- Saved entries
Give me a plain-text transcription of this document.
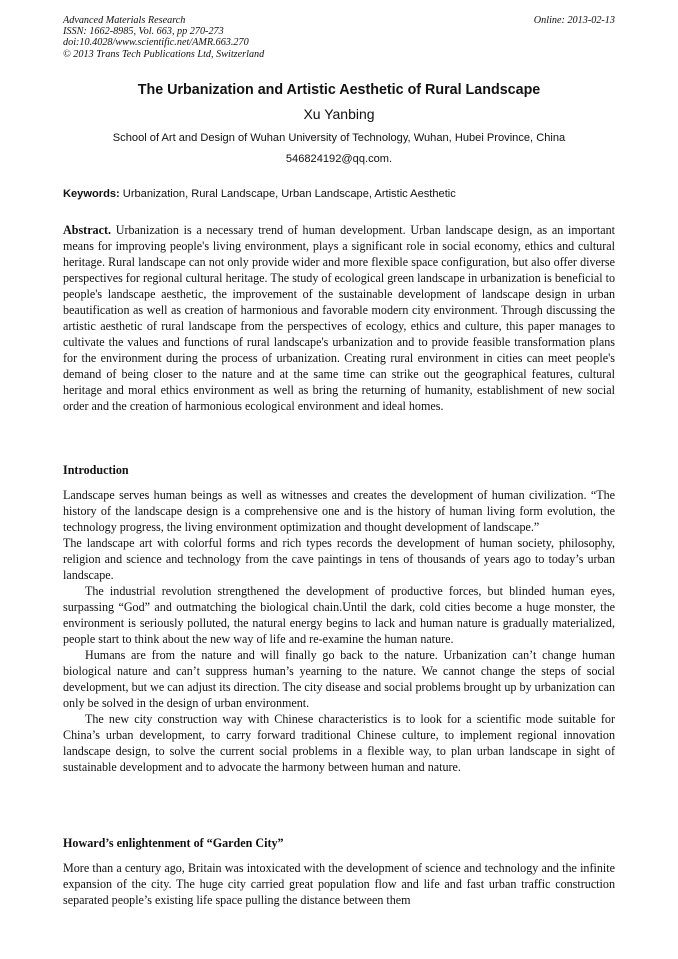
Advanced Materials Research
ISSN: 1662-8985, Vol. 663, pp 270-273
doi:10.4028/www.scientific.net/AMR.663.270
© 2013 Trans Tech Publications Ltd, Switzerland
Online: 2013-02-13
The Urbanization and Artistic Aesthetic of Rural Landscape
Xu Yanbing
School of Art and Design of Wuhan University of Technology, Wuhan, Hubei Province, China
546824192@qq.com.
Keywords: Urbanization, Rural Landscape, Urban Landscape, Artistic Aesthetic

Abstract. Urbanization is a necessary trend of human development. Urban landscape design, as an important means for improving people's living environment, plays a significant role in social economy, ethics and cultural heritage. Rural landscape can not only provide wider and more flexible space configuration, but also offer diverse perspectives for regional cultural heritage. The study of ecological green landscape in urbanization is beneficial to people's landscape aesthetic, the improvement of the sustainable development of landscape design in urban beautification as well as creation of harmonious and favorable modern city environment. Through discussing the artistic aesthetic of rural landscape from the perspectives of ecology, ethics and culture, this paper manages to cultivate the values and functions of rural landscape's urbanization and to provide feasible transformation plans for the environment during the process of urbanization. Creating rural environment in cities can meet people's demand of being closer to the nature and at the same time can strike out the geographical features, cultural heritage and moral ethics environment as well as bring the returning of humanity, establishment of new social order and the creation of harmonious ecological environment and ideal homes.

Introduction

Landscape serves human beings as well as witnesses and creates the development of human civilization. “The history of the landscape design is a comprehensive one and is the history of human living form evolution, the technology progress, the living environment optimization and thought development of landscape.”

The landscape art with colorful forms and rich types records the development of human society, philosophy, religion and science and technology from the cave paintings in tens of thousands of years ago to today’s urban landscape.

The industrial revolution strengthened the development of productive forces, but blinded human eyes, surpassing “God” and outmatching the biological chain.Until the dark, cold cities become a huge monster, the environment is seriously polluted, the natural energy begins to lack and human nature is gradually materialized, people start to think about the new way of life and re-examine the human nature.

Humans are from the nature and will finally go back to the nature. Urbanization can’t change human biological nature and can’t suppress human’s yearning to the nature. We cannot change the steps of social development, but we can adjust its direction. The city disease and social problems brought up by urbanization can only be solved in the design of urban environment.

The new city construction way with Chinese characteristics is to look for a scientific mode suitable for China’s urban development, to carry forward traditional Chinese culture, to implement regional innovation landscape design, to solve the current social problems in a flexible way, to plan urban landscape in sight of sustainable development and to advocate the harmony between human and nature.

Howard’s enlightenment of “Garden City”

More than a century ago, Britain was intoxicated with the development of science and technology and the infinite expansion of the city. The huge city carried great population flow and life and fast urban traffic construction separated people’s existing life space pulling the distance between them
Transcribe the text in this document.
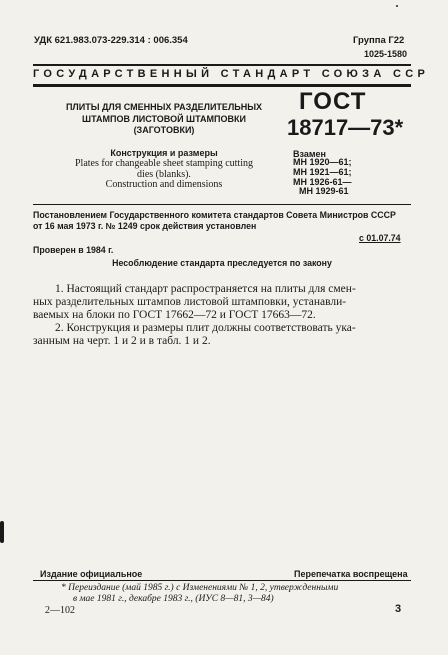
УДК 621.983.073-229.314 : 006.354	Группа Г22
1025-1580
ГОСУДАРСТВЕННЫЙ СТАНДАРТ СОЮЗА ССР
ПЛИТЫ ДЛЯ СМЕННЫХ РАЗДЕЛИТЕЛЬНЫХ
ШТАМПОВ ЛИСТОВОЙ ШТАМПОВКИ
(ЗАГОТОВКИ)
Конструкция и размеры
Plates for changeable sheet stamping cutting
dies (blanks).
Construction and dimensions
ГОСТ
18717—73*
Взамен
МН 1920—61;
МН 1921—61;
МН 1926-61—
МН 1929-61
Постановлением Государственного комитета стандартов Совета Министров СССР
от 16 мая 1973 г. № 1249 срок действия установлен
с 01.07.74
Проверен в 1984 г.
Несоблюдение стандарта преследуется по закону
1. Настоящий стандарт распространяется на плиты для смен-
ных разделительных штампов листовой штамповки, устанавли-
ваемых на блоки по ГОСТ 17662—72 и ГОСТ 17663—72.
2. Конструкция и размеры плит должны соответствовать ука-
занным на черт. 1 и 2 и в табл. 1 и 2.
Издание официальное	Перепечатка воспрещена
* Переиздание (май 1985 г.) с Изменениями № 1, 2, утвержденными
в мае 1981 г., декабре 1983 г., (ИУС 8—81, 3—84)
2—102	3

- WHAT NEEDS TO BE DONE
Repeat the material above in full and exactly, apart from the pictures.

- FINAL RESULT
Give me a plain-text transcription of this document.
Advanced Materials Research
ISSN: 1662-8985, Vol. 663, pp 270-273
doi:10.4028/www.scientific.net/AMR.663.270
© 2013 Trans Tech Publications Ltd, Switzerland
Online: 2013-02-13
The Urbanization and Artistic Aesthetic of Rural Landscape
Xu Yanbing
School of Art and Design of Wuhan University of Technology, Wuhan, Hubei Province, China
546824192@qq.com.
Keywords: Urbanization, Rural Landscape, Urban Landscape, Artistic Aesthetic

Abstract. Urbanization is a necessary trend of human development. Urban landscape design, as an important means for improving people's living environment, plays a significant role in social economy, ethics and cultural heritage. Rural landscape can not only provide wider and more flexible space configuration, but also offer diverse perspectives for regional cultural heritage. The study of ecological green landscape in urbanization is beneficial to people's landscape aesthetic, the improvement of the sustainable development of landscape design in urban beautification as well as creation of harmonious and favorable modern city environment. Through discussing the artistic aesthetic of rural landscape from the perspectives of ecology, ethics and culture, this paper manages to cultivate the values and functions of rural landscape's urbanization and to provide feasible transformation plans for the environment during the process of urbanization. Creating rural environment in cities can meet people's demand of being closer to the nature and at the same time can strike out the geographical features, cultural heritage and moral ethics environment as well as bring the returning of humanity, establishment of new social order and the creation of harmonious ecological environment and ideal homes.

Introduction

Landscape serves human beings as well as witnesses and creates the development of human civilization. “The history of the landscape design is a comprehensive one and is the history of human living form evolution, the technology progress, the living environment optimization and thought development of landscape.”

The landscape art with colorful forms and rich types records the development of human society, philosophy, religion and science and technology from the cave paintings in tens of thousands of years ago to today’s urban landscape.

The industrial revolution strengthened the development of productive forces, but blinded human eyes, surpassing “God” and outmatching the biological chain.Until the dark, cold cities become a huge monster, the environment is seriously polluted, the natural energy begins to lack and human nature is gradually materialized, people start to think about the new way of life and re-examine the human nature.

Humans are from the nature and will finally go back to the nature. Urbanization can’t change human biological nature and can’t suppress human’s yearning to the nature. We cannot change the steps of social development, but we can adjust its direction. The city disease and social problems brought up by urbanization can only be solved in the design of urban environment.

The new city construction way with Chinese characteristics is to look for a scientific mode suitable for China’s urban development, to carry forward traditional Chinese culture, to implement regional innovation landscape design, to solve the current social problems in a flexible way, to plan urban landscape in sight of sustainable development and to advocate the harmony between human and nature.

Howard’s enlightenment of “Garden City”

More than a century ago, Britain was intoxicated with the development of science and technology and the infinite expansion of the city. The huge city carried great population flow and life and fast urban traffic construction separated people’s existing life space pulling the distance between them
Transcribe the text in this document.
УДК 621.983.073-229.314 : 006.354	Группа Г22
1025-1580
ГОСУДАРСТВЕННЫЙ СТАНДАРТ СОЮЗА ССР
ПЛИТЫ ДЛЯ СМЕННЫХ РАЗДЕЛИТЕЛЬНЫХ
ШТАМПОВ ЛИСТОВОЙ ШТАМПОВКИ
(ЗАГОТОВКИ)
Конструкция и размеры
Plates for changeable sheet stamping cutting
dies (blanks).
Construction and dimensions
ГОСТ
18717—73*
Взамен
МН 1920—61;
МН 1921—61;
МН 1926-61—
МН 1929-61
Постановлением Государственного комитета стандартов Совета Министров СССР
от 16 мая 1973 г. № 1249 срок действия установлен
с 01.07.74
Проверен в 1984 г.
Несоблюдение стандарта преследуется по закону
1. Настоящий стандарт распространяется на плиты для смен-
ных разделительных штампов листовой штамповки, устанавли-
ваемых на блоки по ГОСТ 17662—72 и ГОСТ 17663—72.
2. Конструкция и размеры плит должны соответствовать ука-
занным на черт. 1 и 2 и в табл. 1 и 2.
Издание официальное	Перепечатка воспрещена
* Переиздание (май 1985 г.) с Изменениями № 1, 2, утвержденными
в мае 1981 г., декабре 1983 г., (ИУС 8—81, 3—84)
2—102	3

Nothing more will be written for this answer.